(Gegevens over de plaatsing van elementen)
● ● ● ●

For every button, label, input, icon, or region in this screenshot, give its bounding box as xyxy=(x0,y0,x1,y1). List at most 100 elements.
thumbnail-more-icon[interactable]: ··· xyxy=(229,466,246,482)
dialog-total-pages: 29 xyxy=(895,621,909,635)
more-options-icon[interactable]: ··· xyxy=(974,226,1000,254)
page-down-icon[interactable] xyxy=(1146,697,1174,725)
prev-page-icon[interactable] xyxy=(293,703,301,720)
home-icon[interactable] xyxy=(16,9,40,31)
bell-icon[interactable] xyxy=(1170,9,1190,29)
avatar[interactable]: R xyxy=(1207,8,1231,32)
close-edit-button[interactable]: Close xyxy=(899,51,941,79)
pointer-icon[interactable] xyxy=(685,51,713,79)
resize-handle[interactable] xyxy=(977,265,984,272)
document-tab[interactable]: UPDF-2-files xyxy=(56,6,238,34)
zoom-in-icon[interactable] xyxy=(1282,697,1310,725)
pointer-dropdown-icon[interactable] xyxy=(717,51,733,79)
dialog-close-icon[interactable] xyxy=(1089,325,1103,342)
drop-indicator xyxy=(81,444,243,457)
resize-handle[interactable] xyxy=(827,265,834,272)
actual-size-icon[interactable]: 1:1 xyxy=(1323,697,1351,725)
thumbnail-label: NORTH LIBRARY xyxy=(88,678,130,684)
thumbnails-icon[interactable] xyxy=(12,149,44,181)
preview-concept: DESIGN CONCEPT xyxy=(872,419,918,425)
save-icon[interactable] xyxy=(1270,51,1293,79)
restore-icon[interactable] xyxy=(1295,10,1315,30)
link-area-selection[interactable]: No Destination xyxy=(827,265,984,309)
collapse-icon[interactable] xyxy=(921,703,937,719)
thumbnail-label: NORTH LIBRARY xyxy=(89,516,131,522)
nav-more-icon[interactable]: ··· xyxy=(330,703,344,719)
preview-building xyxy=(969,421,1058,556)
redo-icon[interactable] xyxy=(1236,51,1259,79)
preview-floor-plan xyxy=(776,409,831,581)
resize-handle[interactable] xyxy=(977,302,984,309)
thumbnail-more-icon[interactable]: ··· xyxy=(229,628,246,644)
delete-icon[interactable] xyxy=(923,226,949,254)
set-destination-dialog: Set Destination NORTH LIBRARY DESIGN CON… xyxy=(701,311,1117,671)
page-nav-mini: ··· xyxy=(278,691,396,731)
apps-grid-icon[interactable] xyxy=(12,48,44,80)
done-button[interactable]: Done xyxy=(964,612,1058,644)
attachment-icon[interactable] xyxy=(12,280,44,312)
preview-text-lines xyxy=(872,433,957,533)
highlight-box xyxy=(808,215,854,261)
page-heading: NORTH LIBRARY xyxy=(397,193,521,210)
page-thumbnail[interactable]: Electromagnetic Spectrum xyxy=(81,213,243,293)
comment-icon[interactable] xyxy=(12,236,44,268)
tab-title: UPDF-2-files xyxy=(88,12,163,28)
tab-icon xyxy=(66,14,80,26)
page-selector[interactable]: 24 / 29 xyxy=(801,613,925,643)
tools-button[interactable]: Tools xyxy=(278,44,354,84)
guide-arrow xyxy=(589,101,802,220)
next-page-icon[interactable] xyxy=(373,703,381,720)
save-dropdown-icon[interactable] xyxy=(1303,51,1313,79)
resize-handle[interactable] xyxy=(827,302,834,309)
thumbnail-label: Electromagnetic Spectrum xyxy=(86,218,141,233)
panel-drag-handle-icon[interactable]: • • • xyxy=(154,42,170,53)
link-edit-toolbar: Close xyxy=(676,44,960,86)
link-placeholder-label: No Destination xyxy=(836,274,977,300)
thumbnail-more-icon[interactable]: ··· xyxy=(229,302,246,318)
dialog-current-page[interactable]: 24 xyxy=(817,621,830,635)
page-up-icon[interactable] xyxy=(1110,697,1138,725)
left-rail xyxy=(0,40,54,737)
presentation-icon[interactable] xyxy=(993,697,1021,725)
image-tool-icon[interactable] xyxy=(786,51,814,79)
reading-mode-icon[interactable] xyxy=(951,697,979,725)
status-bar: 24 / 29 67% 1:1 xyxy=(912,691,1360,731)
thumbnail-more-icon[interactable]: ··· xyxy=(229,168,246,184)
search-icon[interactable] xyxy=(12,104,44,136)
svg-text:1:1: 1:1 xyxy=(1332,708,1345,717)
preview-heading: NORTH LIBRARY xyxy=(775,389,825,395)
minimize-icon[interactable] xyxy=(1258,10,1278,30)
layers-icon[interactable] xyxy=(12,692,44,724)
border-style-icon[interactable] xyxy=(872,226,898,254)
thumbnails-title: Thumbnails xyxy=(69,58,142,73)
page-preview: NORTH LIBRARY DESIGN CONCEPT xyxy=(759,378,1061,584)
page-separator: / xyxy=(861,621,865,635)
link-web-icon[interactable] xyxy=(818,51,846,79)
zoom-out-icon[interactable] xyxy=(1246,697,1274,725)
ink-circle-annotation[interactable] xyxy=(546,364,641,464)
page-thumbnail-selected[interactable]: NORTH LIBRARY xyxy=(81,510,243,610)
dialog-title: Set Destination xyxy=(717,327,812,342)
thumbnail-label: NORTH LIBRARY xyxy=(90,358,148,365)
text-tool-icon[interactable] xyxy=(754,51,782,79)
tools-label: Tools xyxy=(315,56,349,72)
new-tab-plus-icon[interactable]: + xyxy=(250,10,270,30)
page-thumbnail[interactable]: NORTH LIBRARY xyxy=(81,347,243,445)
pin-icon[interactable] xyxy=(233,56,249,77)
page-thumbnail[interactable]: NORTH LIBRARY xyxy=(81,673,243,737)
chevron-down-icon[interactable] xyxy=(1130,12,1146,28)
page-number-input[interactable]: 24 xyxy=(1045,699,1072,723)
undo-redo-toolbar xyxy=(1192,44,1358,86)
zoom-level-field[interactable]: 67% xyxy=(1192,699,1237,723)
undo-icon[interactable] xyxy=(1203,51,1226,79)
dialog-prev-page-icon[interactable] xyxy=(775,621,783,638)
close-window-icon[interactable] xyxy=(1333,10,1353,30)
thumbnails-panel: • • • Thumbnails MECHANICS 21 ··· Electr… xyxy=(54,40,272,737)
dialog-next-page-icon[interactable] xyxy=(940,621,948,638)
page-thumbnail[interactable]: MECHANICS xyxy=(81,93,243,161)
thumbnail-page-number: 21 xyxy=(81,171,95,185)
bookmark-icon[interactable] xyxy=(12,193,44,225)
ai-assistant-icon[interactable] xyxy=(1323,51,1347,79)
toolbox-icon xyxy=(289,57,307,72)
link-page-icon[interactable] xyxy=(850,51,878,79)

● ● ● ●

● **OPDRACHT**
Zet het materiaal vanaf het begin tot en met de regel met "bell-icon[interactable] xyxy=(1170,9,1190,29)" om in een Markdown-tabel met de kolommen Nr en Regel. Geef elke regel een volgnummer en laat lege regels weg.

● **RESULTAAT**
| Nr | Regel |
|---|---|
| 1 | For every button, label, input, icon, or region in this screenshot, give its bounding box as xyxy=(x0,y0,x1,y1). List at most 100 elements. |
| 2 | thumbnail-more-icon[interactable]: ··· xyxy=(229,466,246,482) |
| 3 | dialog-total-pages: 29 xyxy=(895,621,909,635) |
| 4 | more-options-icon[interactable]: ··· xyxy=(974,226,1000,254) |
| 5 | page-down-icon[interactable] xyxy=(1146,697,1174,725) |
| 6 | prev-page-icon[interactable] xyxy=(293,703,301,720) |
| 7 | home-icon[interactable] xyxy=(16,9,40,31) |
| 8 | bell-icon[interactable] xyxy=(1170,9,1190,29) |